**PROBLEM TO WORK ON:** Retype the records below word for word and omit any image.

Stored data entries
<<<<
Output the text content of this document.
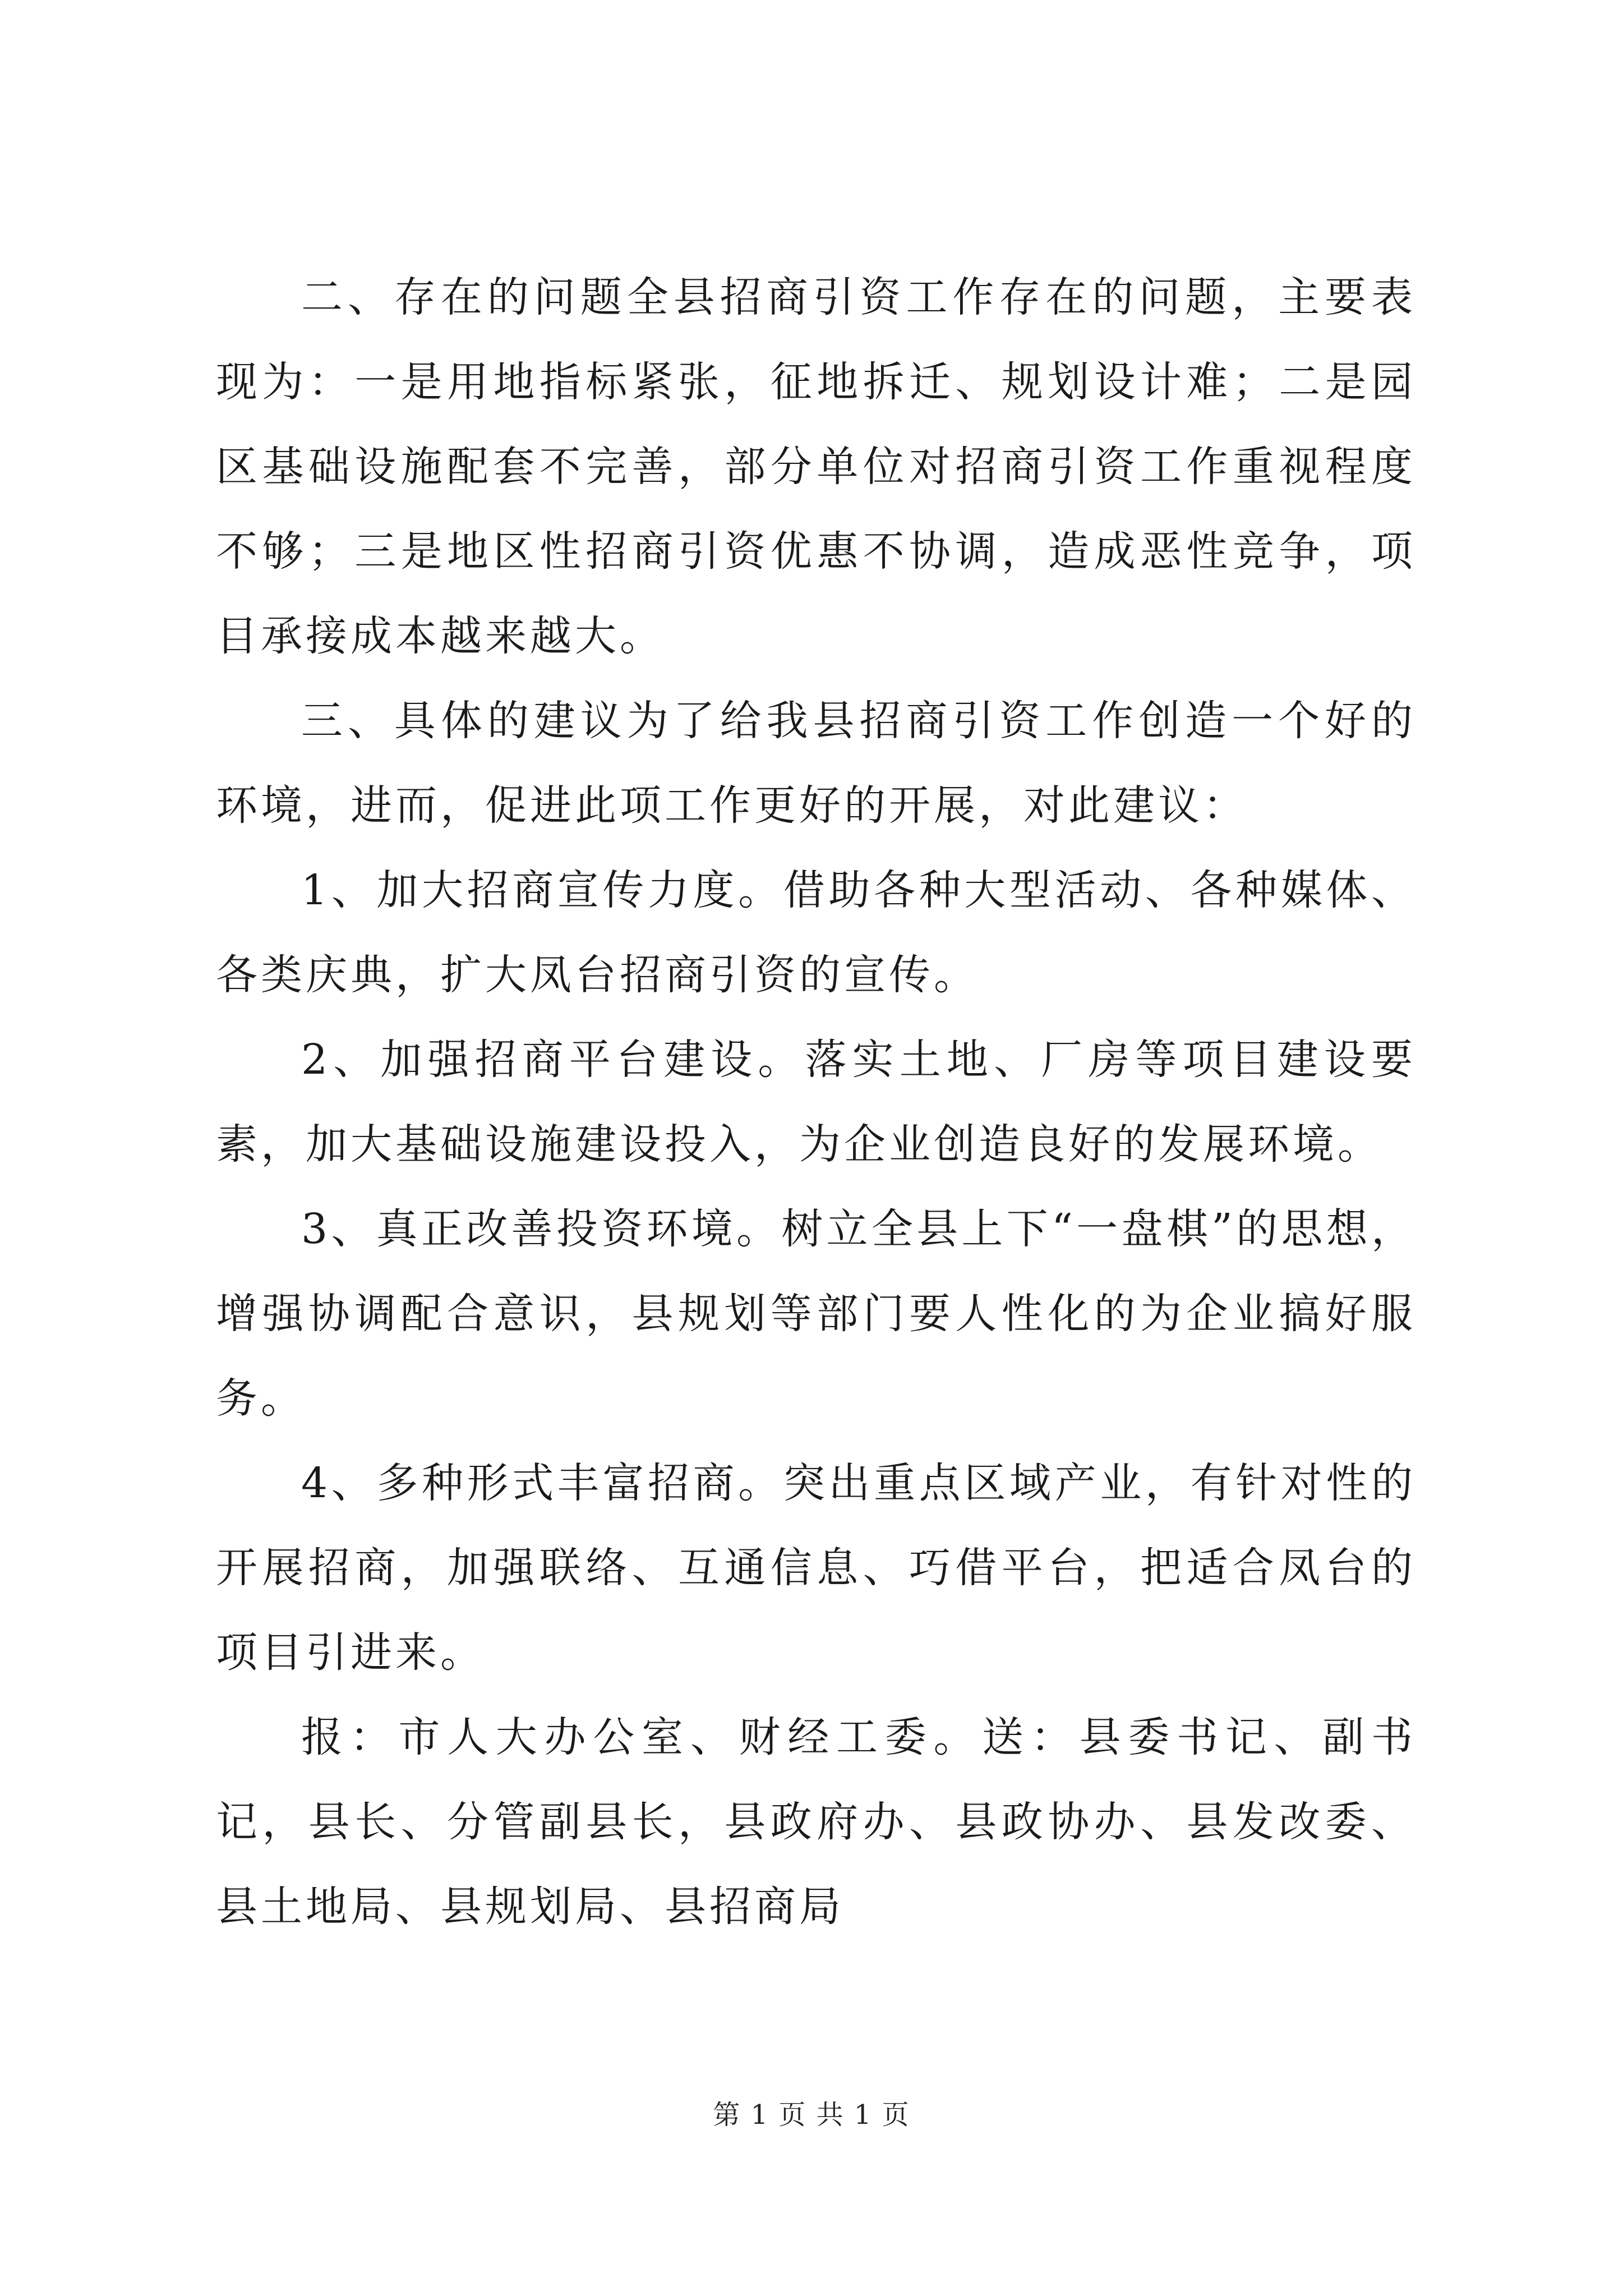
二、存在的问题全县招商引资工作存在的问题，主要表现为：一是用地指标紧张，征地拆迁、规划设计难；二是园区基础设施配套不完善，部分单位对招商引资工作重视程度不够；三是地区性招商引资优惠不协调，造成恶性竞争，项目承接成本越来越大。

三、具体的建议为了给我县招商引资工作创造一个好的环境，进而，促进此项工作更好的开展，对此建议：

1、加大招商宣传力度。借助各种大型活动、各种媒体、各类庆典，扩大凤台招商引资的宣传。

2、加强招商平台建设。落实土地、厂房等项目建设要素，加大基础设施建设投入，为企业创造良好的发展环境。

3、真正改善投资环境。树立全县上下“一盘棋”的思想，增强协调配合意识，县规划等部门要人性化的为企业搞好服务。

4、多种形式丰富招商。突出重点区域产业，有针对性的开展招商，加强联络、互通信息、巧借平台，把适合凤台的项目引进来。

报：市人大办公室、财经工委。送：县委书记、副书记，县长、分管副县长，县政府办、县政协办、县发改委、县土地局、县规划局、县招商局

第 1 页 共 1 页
>>>>
**COMPLETED EXERCISE:**
Output the text content of this document.
二、存在的问题全县招商引资工作存在的问题，主要表现为：一是用地指标紧张，征地拆迁、规划设计难；二是园区基础设施配套不完善，部分单位对招商引资工作重视程度不够；三是地区性招商引资优惠不协调，造成恶性竞争，项目承接成本越来越大。

三、具体的建议为了给我县招商引资工作创造一个好的环境，进而，促进此项工作更好的开展，对此建议：

1、加大招商宣传力度。借助各种大型活动、各种媒体、各类庆典，扩大凤台招商引资的宣传。

2、加强招商平台建设。落实土地、厂房等项目建设要素，加大基础设施建设投入，为企业创造良好的发展环境。

3、真正改善投资环境。树立全县上下“一盘棋”的思想，增强协调配合意识，县规划等部门要人性化的为企业搞好服务。

4、多种形式丰富招商。突出重点区域产业，有针对性的开展招商，加强联络、互通信息、巧借平台，把适合凤台的项目引进来。

报：市人大办公室、财经工委。送：县委书记、副书记，县长、分管副县长，县政府办、县政协办、县发改委、县土地局、县规划局、县招商局

第 1 页 共 1 页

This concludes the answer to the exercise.